__EXERCISE DESCRIPTION__: Reproduce all entries precisely as they are written.

__DATA PROVIDED__:
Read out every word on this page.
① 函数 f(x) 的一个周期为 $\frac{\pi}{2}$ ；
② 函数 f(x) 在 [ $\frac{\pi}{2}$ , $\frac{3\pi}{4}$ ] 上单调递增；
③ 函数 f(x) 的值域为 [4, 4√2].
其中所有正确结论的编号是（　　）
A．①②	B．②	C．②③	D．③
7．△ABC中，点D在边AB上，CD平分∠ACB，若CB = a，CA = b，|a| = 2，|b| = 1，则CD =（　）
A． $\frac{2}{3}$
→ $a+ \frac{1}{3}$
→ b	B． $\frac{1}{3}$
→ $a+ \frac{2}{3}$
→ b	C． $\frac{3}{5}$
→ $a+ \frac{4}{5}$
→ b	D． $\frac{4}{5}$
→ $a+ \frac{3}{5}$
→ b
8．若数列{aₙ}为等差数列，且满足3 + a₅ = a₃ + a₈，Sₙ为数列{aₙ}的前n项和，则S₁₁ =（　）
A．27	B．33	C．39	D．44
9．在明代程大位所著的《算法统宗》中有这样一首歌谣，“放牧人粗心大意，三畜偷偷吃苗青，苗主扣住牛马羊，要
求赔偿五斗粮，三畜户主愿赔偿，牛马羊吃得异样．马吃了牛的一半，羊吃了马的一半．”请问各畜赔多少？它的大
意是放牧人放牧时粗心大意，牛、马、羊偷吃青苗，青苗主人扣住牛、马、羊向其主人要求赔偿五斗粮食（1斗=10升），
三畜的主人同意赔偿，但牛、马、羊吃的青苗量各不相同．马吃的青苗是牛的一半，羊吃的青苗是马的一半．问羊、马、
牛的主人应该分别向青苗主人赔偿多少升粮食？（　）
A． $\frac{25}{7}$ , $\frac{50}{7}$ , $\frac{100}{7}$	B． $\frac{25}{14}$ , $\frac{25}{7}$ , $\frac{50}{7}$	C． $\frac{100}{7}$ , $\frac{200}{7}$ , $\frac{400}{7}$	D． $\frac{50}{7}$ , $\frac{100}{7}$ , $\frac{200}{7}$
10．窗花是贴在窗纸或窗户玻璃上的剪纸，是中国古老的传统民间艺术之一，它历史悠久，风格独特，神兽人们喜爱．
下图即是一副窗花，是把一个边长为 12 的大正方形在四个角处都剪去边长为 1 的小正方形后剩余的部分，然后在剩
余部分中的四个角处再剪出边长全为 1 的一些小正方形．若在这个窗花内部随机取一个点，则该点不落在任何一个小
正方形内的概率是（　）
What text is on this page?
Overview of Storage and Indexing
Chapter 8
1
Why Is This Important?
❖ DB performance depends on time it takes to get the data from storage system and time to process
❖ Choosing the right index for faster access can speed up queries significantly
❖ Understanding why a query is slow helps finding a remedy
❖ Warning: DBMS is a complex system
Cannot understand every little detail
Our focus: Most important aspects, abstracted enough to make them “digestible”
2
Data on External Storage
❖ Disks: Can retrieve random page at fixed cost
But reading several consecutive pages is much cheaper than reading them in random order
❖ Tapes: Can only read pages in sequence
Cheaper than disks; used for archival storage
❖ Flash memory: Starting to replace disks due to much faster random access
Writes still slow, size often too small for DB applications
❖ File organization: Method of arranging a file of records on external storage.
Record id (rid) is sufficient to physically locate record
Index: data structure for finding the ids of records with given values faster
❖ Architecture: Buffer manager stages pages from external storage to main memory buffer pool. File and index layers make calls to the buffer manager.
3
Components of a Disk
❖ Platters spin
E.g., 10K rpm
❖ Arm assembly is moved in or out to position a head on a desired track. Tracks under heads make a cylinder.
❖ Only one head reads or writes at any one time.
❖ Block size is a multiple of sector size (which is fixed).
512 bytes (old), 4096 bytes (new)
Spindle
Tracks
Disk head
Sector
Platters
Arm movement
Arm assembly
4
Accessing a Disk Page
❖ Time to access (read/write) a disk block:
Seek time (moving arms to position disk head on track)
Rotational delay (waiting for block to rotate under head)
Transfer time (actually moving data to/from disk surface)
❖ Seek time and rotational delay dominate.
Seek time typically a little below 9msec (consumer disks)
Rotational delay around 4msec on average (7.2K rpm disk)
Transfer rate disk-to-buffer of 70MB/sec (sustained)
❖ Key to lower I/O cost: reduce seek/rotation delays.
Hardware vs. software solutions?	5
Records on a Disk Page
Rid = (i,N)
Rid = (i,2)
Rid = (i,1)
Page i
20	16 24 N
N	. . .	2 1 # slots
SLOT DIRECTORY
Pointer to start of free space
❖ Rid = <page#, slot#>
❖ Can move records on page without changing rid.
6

__RESULT__:
Read out every word on this page.
① 函数 f(x) 的一个周期为 $\frac{\pi}{2}$ ；
② 函数 f(x) 在 [ $\frac{\pi}{2}$ , $\frac{3\pi}{4}$ ] 上单调递增；
③ 函数 f(x) 的值域为 [4, 4√2].
其中所有正确结论的编号是（　　）
A．①②	B．②	C．②③	D．③
7．△ABC中，点D在边AB上，CD平分∠ACB，若CB = a，CA = b，|a| = 2，|b| = 1，则CD =（　）
A． $\frac{2}{3}$
→ $a+ \frac{1}{3}$
→ b	B． $\frac{1}{3}$
→ $a+ \frac{2}{3}$
→ b	C． $\frac{3}{5}$
→ $a+ \frac{4}{5}$
→ b	D． $\frac{4}{5}$
→ $a+ \frac{3}{5}$
→ b
8．若数列{aₙ}为等差数列，且满足3 + a₅ = a₃ + a₈，Sₙ为数列{aₙ}的前n项和，则S₁₁ =（　）
A．27	B．33	C．39	D．44
9．在明代程大位所著的《算法统宗》中有这样一首歌谣，“放牧人粗心大意，三畜偷偷吃苗青，苗主扣住牛马羊，要
求赔偿五斗粮，三畜户主愿赔偿，牛马羊吃得异样．马吃了牛的一半，羊吃了马的一半．”请问各畜赔多少？它的大
意是放牧人放牧时粗心大意，牛、马、羊偷吃青苗，青苗主人扣住牛、马、羊向其主人要求赔偿五斗粮食（1斗=10升），
三畜的主人同意赔偿，但牛、马、羊吃的青苗量各不相同．马吃的青苗是牛的一半，羊吃的青苗是马的一半．问羊、马、
牛的主人应该分别向青苗主人赔偿多少升粮食？（　）
A． $\frac{25}{7}$ , $\frac{50}{7}$ , $\frac{100}{7}$	B． $\frac{25}{14}$ , $\frac{25}{7}$ , $\frac{50}{7}$	C． $\frac{100}{7}$ , $\frac{200}{7}$ , $\frac{400}{7}$	D． $\frac{50}{7}$ , $\frac{100}{7}$ , $\frac{200}{7}$
10．窗花是贴在窗纸或窗户玻璃上的剪纸，是中国古老的传统民间艺术之一，它历史悠久，风格独特，神兽人们喜爱．
下图即是一副窗花，是把一个边长为 12 的大正方形在四个角处都剪去边长为 1 的小正方形后剩余的部分，然后在剩
余部分中的四个角处再剪出边长全为 1 的一些小正方形．若在这个窗花内部随机取一个点，则该点不落在任何一个小
正方形内的概率是（　）
What text is on this page?
Overview of Storage and Indexing
Chapter 8
1
Why Is This Important?
❖ DB performance depends on time it takes to get the data from storage system and time to process
❖ Choosing the right index for faster access can speed up queries significantly
❖ Understanding why a query is slow helps finding a remedy
❖ Warning: DBMS is a complex system
Cannot understand every little detail
Our focus: Most important aspects, abstracted enough to make them “digestible”
2
Data on External Storage
❖ Disks: Can retrieve random page at fixed cost
But reading several consecutive pages is much cheaper than reading them in random order
❖ Tapes: Can only read pages in sequence
Cheaper than disks; used for archival storage
❖ Flash memory: Starting to replace disks due to much faster random access
Writes still slow, size often too small for DB applications
❖ File organization: Method of arranging a file of records on external storage.
Record id (rid) is sufficient to physically locate record
Index: data structure for finding the ids of records with given values faster
❖ Architecture: Buffer manager stages pages from external storage to main memory buffer pool. File and index layers make calls to the buffer manager.
3
Components of a Disk
❖ Platters spin
E.g., 10K rpm
❖ Arm assembly is moved in or out to position a head on a desired track. Tracks under heads make a cylinder.
❖ Only one head reads or writes at any one time.
❖ Block size is a multiple of sector size (which is fixed).
512 bytes (old), 4096 bytes (new)
Spindle
Tracks
Disk head
Sector
Platters
Arm movement
Arm assembly
4
Accessing a Disk Page
❖ Time to access (read/write) a disk block:
Seek time (moving arms to position disk head on track)
Rotational delay (waiting for block to rotate under head)
Transfer time (actually moving data to/from disk surface)
❖ Seek time and rotational delay dominate.
Seek time typically a little below 9msec (consumer disks)
Rotational delay around 4msec on average (7.2K rpm disk)
Transfer rate disk-to-buffer of 70MB/sec (sustained)
❖ Key to lower I/O cost: reduce seek/rotation delays.
Hardware vs. software solutions?	5
Records on a Disk Page
Rid = (i,N)
Rid = (i,2)
Rid = (i,1)
Page i
20	16 24 N
N	. . .	2 1 # slots
SLOT DIRECTORY
Pointer to start of free space
❖ Rid = <page#, slot#>
❖ Can move records on page without changing rid.
6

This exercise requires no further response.